• _Problem details_
Below is a block of records. Copy every line in it that contains the word "icon".
* start *
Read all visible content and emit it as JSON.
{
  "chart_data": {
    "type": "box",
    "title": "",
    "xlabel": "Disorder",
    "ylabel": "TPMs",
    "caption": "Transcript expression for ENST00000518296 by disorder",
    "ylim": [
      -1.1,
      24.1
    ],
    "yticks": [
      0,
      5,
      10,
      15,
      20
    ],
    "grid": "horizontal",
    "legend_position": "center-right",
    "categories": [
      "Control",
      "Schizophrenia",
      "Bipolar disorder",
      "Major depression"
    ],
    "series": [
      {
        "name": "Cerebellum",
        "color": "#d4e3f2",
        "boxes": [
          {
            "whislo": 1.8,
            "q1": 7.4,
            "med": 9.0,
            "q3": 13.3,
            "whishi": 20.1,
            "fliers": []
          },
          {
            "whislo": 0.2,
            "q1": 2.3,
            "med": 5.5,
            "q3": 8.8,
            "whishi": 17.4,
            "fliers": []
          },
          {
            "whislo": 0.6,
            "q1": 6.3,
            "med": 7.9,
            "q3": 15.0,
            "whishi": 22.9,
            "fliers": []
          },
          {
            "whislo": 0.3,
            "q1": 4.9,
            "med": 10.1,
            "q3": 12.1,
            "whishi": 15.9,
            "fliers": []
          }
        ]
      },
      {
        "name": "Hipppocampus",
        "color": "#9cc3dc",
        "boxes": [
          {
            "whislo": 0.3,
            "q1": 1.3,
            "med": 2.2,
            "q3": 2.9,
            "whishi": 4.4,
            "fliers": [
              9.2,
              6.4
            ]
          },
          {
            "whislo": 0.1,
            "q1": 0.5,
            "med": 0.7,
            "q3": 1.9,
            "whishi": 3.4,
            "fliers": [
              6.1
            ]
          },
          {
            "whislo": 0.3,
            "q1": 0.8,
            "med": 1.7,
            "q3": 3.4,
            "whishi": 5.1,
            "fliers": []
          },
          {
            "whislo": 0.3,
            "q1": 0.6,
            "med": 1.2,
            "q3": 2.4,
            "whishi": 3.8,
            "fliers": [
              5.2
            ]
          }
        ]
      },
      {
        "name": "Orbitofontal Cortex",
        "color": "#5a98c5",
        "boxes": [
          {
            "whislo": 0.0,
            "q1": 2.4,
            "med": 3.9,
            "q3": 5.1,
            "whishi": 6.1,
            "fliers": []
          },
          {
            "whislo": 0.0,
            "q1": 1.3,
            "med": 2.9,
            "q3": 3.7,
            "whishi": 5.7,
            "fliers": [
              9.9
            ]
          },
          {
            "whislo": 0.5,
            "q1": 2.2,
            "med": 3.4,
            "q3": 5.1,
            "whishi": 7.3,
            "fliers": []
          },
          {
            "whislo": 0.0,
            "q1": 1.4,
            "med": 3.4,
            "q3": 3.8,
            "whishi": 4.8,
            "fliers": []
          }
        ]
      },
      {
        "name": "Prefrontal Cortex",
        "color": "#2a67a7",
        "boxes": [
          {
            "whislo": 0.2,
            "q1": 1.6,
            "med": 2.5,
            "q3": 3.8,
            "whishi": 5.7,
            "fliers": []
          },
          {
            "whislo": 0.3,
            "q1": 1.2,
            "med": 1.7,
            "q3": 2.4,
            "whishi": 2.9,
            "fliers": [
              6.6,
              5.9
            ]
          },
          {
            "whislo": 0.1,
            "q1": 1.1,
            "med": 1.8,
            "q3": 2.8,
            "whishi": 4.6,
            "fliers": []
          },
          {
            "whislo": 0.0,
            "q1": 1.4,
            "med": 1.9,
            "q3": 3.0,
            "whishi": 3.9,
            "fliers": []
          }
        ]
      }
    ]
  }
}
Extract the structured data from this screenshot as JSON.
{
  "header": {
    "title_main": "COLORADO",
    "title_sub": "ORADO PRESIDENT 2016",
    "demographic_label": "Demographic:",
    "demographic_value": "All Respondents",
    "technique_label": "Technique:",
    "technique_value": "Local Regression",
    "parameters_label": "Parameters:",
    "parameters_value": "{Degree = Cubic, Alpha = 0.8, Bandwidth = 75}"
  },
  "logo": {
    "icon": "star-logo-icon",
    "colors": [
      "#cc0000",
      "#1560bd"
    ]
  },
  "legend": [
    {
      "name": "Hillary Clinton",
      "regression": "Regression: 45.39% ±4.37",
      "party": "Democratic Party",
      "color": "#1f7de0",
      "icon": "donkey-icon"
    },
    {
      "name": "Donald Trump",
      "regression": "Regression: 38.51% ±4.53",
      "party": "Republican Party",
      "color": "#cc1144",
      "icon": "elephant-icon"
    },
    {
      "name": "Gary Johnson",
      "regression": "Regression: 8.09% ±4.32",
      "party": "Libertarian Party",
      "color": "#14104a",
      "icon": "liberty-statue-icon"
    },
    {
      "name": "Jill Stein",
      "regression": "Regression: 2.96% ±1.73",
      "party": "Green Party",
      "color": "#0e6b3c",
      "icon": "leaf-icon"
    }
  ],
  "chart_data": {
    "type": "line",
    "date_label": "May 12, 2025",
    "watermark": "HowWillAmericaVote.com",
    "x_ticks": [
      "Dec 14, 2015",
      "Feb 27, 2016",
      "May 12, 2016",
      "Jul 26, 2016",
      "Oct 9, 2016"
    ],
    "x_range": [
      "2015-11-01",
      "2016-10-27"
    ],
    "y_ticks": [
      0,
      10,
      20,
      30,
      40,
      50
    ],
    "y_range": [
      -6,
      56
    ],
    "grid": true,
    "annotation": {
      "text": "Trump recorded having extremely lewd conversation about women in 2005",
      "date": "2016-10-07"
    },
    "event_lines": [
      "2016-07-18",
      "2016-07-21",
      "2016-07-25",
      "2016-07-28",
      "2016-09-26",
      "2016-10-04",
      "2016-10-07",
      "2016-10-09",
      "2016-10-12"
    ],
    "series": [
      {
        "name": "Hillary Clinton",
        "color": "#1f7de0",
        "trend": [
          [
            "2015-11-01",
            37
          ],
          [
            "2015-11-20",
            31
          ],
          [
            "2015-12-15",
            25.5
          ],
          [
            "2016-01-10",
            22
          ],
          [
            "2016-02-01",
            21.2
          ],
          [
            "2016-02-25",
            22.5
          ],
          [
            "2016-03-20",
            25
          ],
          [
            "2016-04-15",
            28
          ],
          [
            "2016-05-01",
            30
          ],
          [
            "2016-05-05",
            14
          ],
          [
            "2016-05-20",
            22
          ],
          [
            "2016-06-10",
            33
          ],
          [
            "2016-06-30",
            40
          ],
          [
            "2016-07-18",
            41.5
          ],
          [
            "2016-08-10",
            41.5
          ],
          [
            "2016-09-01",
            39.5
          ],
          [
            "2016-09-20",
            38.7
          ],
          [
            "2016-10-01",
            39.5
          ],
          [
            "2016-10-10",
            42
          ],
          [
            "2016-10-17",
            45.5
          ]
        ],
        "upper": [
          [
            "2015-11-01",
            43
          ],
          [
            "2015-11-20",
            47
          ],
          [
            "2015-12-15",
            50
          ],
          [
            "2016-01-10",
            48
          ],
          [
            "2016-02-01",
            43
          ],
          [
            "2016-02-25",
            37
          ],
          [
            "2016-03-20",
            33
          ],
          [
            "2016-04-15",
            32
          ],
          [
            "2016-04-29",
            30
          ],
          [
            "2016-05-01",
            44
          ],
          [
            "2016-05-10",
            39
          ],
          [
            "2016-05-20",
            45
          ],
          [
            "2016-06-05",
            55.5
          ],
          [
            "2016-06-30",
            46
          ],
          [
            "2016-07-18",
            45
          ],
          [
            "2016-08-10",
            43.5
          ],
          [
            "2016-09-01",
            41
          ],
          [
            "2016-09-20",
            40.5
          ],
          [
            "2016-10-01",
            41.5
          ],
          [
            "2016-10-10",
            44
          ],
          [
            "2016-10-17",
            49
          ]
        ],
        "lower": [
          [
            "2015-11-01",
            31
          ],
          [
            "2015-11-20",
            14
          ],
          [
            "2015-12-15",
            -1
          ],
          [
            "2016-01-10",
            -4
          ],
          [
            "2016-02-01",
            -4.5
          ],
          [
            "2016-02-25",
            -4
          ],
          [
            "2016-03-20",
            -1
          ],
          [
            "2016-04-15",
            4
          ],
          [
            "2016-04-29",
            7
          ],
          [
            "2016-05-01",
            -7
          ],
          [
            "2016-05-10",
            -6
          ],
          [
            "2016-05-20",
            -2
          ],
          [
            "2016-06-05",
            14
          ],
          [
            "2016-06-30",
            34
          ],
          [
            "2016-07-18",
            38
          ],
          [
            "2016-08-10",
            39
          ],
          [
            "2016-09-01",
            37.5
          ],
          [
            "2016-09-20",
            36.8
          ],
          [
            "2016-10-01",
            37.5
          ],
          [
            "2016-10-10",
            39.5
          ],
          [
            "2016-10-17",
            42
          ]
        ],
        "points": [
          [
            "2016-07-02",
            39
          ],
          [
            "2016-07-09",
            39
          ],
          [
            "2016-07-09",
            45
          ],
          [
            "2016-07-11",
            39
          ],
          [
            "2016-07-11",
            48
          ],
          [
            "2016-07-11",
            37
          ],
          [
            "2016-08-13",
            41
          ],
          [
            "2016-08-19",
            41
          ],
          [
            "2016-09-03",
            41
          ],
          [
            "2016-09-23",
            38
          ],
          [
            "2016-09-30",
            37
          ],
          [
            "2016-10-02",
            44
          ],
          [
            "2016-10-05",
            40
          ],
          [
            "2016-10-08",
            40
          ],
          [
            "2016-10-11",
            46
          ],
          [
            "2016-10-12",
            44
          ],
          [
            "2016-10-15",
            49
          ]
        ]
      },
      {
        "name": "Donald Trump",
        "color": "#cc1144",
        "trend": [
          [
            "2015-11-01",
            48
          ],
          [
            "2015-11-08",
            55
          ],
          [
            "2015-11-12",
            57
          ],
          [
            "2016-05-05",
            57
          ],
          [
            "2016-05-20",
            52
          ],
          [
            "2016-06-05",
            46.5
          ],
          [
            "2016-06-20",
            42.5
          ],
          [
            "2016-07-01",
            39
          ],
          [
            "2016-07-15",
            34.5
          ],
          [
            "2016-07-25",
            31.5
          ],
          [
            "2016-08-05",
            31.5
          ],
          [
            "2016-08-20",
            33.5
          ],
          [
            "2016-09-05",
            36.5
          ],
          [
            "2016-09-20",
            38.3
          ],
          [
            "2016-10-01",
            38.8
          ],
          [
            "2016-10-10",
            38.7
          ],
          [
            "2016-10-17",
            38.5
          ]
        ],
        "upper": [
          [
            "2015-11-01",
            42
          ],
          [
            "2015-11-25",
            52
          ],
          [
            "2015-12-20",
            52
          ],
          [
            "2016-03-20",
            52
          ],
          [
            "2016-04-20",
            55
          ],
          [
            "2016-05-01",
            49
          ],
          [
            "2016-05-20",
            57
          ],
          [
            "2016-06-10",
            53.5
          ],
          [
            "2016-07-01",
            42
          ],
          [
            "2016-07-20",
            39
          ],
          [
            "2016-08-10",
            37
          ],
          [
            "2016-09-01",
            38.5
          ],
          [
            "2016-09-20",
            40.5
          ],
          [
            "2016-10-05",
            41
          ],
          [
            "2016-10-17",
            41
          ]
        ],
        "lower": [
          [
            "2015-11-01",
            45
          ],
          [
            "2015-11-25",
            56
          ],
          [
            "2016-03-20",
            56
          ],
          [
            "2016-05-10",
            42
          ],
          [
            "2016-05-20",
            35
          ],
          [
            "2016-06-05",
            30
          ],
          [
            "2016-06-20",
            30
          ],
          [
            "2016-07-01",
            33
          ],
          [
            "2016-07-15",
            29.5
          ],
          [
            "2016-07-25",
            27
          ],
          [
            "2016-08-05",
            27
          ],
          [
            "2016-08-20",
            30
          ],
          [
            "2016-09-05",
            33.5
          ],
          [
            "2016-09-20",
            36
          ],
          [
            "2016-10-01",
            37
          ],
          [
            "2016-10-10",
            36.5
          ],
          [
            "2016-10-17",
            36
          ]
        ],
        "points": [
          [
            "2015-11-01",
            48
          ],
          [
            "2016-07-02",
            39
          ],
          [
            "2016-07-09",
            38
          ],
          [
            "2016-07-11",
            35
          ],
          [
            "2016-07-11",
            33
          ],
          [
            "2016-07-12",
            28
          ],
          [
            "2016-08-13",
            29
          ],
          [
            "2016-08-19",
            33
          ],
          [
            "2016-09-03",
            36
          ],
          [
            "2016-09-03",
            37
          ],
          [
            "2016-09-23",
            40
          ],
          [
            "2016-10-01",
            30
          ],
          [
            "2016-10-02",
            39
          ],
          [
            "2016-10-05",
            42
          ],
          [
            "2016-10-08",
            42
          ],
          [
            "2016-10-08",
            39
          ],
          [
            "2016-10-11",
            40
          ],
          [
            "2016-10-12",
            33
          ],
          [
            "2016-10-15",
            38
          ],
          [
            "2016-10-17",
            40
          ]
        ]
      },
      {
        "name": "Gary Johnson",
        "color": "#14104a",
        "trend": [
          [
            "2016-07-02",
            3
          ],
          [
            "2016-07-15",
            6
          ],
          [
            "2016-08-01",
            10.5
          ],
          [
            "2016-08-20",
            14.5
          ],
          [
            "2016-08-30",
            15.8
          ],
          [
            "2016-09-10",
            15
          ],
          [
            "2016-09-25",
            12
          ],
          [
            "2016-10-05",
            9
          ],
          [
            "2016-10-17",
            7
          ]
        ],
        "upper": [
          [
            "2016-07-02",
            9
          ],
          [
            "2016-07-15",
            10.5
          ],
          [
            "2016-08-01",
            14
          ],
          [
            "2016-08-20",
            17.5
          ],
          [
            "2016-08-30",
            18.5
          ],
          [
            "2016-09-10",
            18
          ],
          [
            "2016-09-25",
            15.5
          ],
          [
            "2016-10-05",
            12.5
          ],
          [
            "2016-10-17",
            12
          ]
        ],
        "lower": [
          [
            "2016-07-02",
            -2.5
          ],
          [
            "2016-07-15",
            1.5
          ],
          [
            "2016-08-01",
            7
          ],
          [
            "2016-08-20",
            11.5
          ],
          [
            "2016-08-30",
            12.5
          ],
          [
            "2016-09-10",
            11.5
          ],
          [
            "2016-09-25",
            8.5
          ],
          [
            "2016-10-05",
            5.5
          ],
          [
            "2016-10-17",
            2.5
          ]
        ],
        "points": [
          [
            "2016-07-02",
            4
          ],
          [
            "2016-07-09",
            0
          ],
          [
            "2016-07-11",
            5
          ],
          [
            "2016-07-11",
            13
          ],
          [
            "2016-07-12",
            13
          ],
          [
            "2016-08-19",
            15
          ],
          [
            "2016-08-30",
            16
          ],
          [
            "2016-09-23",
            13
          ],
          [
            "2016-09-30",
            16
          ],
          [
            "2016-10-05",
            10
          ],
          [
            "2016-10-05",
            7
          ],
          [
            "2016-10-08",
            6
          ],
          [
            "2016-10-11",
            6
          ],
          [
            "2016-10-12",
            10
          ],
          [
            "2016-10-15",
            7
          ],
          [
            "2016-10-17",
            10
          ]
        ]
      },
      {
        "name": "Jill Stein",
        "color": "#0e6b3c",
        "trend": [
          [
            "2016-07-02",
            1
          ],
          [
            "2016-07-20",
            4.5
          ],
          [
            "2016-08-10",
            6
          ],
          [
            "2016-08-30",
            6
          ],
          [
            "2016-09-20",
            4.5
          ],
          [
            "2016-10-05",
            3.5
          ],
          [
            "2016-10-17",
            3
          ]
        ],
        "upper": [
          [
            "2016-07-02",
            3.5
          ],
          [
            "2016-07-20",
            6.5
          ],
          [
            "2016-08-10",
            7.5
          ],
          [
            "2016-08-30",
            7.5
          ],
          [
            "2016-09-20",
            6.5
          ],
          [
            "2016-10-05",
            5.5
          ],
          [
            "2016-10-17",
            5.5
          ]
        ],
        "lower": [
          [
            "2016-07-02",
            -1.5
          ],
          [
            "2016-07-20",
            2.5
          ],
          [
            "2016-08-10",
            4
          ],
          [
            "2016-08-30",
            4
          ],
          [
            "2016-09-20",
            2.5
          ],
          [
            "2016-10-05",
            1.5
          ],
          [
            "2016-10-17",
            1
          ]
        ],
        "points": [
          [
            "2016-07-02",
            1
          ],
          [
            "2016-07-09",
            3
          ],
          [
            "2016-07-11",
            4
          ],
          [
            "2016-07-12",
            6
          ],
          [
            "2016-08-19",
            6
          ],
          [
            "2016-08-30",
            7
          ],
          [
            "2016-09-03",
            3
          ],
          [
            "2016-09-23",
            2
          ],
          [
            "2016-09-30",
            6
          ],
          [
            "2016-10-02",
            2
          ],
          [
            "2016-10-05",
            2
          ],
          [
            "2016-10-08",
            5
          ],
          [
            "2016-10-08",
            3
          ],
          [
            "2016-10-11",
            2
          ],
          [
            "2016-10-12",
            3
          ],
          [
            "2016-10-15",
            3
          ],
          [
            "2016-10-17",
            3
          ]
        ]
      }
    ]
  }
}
* end *
• _Response_
    "icon": "star-logo-icon",
      "icon": "donkey-icon"
      "icon": "elephant-icon"
      "icon": "liberty-statue-icon"
      "icon": "leaf-icon"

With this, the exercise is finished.